INSTRUCTION: Pictures do not belong in the copy; quote every entry below exactly.

=-=-=-=-=

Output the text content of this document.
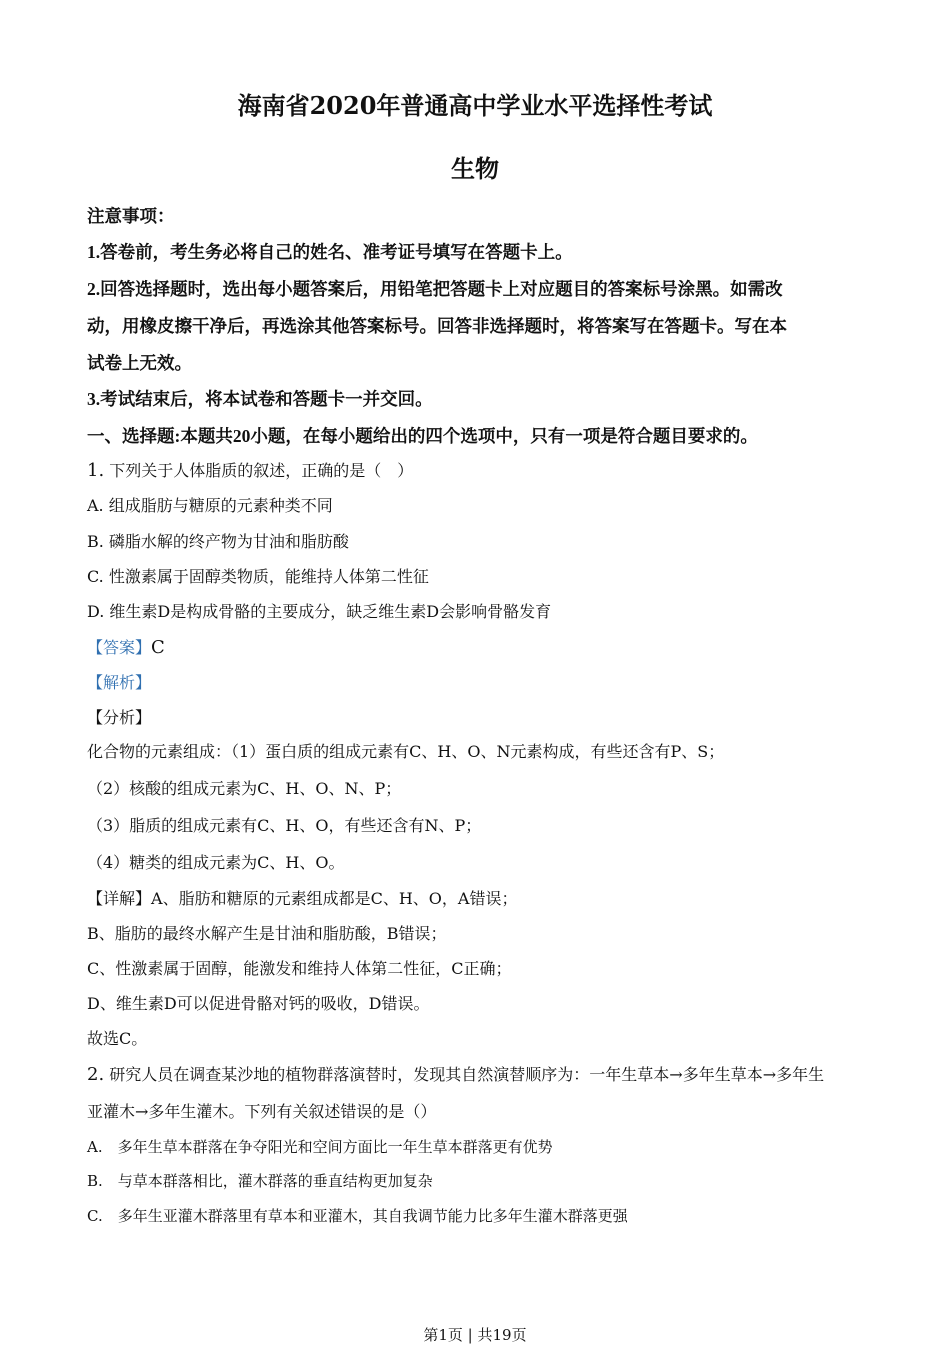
海南省2020年普通高中学业水平选择性考试
生物
注意事项：
1.答卷前，考生务必将自己的姓名、准考证号填写在答题卡上。
2.回答选择题时，选出每小题答案后，用铅笔把答题卡上对应题目的答案标号涂黑。如需改
动，用橡皮擦干净后，再选涂其他答案标号。回答非选择题时，将答案写在答题卡。写在本
试卷上无效。
3.考试结束后，将本试卷和答题卡一并交回。
一、选择题:本题共20小题，在每小题给出的四个选项中，只有一项是符合题目要求的。
1. 下列关于人体脂质的叙述，正确的是（　）
A. 组成脂肪与糖原的元素种类不同
B. 磷脂水解的终产物为甘油和脂肪酸
C. 性激素属于固醇类物质，能维持人体第二性征
D. 维生素D是构成骨骼的主要成分，缺乏维生素D会影响骨骼发育
【答案】C
【解析】
【分析】
化合物的元素组成：（1）蛋白质的组成元素有C、H、O、N元素构成，有些还含有P、S；
（2）核酸的组成元素为C、H、O、N、P；
（3）脂质的组成元素有C、H、O，有些还含有N、P；
（4）糖类的组成元素为C、H、O。
【详解】A、脂肪和糖原的元素组成都是C、H、O，A错误；
B、脂肪的最终水解产生是甘油和脂肪酸，B错误；
C、性激素属于固醇，能激发和维持人体第二性征，C正确；
D、维生素D可以促进骨骼对钙的吸收，D错误。
故选C。
2. 研究人员在调查某沙地的植物群落演替时，发现其自然演替顺序为：一年生草本→多年生草本→多年生
亚灌木→多年生灌木。下列有关叙述错误的是（）
A.　多年生草本群落在争夺阳光和空间方面比一年生草本群落更有优势
B.　与草本群落相比，灌木群落的垂直结构更加复杂
C.　多年生亚灌木群落里有草本和亚灌木，其自我调节能力比多年生灌木群落更强
第1页 | 共19页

=-=-=-=-=

FINISHED TASK:
Output the text content of this document.
海南省2020年普通高中学业水平选择性考试
生物
注意事项：
1.答卷前，考生务必将自己的姓名、准考证号填写在答题卡上。
2.回答选择题时，选出每小题答案后，用铅笔把答题卡上对应题目的答案标号涂黑。如需改
动，用橡皮擦干净后，再选涂其他答案标号。回答非选择题时，将答案写在答题卡。写在本
试卷上无效。
3.考试结束后，将本试卷和答题卡一并交回。
一、选择题:本题共20小题，在每小题给出的四个选项中，只有一项是符合题目要求的。
1. 下列关于人体脂质的叙述，正确的是（　）
A. 组成脂肪与糖原的元素种类不同
B. 磷脂水解的终产物为甘油和脂肪酸
C. 性激素属于固醇类物质，能维持人体第二性征
D. 维生素D是构成骨骼的主要成分，缺乏维生素D会影响骨骼发育
【答案】C
【解析】
【分析】
化合物的元素组成：（1）蛋白质的组成元素有C、H、O、N元素构成，有些还含有P、S；
（2）核酸的组成元素为C、H、O、N、P；
（3）脂质的组成元素有C、H、O，有些还含有N、P；
（4）糖类的组成元素为C、H、O。
【详解】A、脂肪和糖原的元素组成都是C、H、O，A错误；
B、脂肪的最终水解产生是甘油和脂肪酸，B错误；
C、性激素属于固醇，能激发和维持人体第二性征，C正确；
D、维生素D可以促进骨骼对钙的吸收，D错误。
故选C。
2. 研究人员在调查某沙地的植物群落演替时，发现其自然演替顺序为：一年生草本→多年生草本→多年生
亚灌木→多年生灌木。下列有关叙述错误的是（）
A.　多年生草本群落在争夺阳光和空间方面比一年生草本群落更有优势
B.　与草本群落相比，灌木群落的垂直结构更加复杂
C.　多年生亚灌木群落里有草本和亚灌木，其自我调节能力比多年生灌木群落更强
第1页 | 共19页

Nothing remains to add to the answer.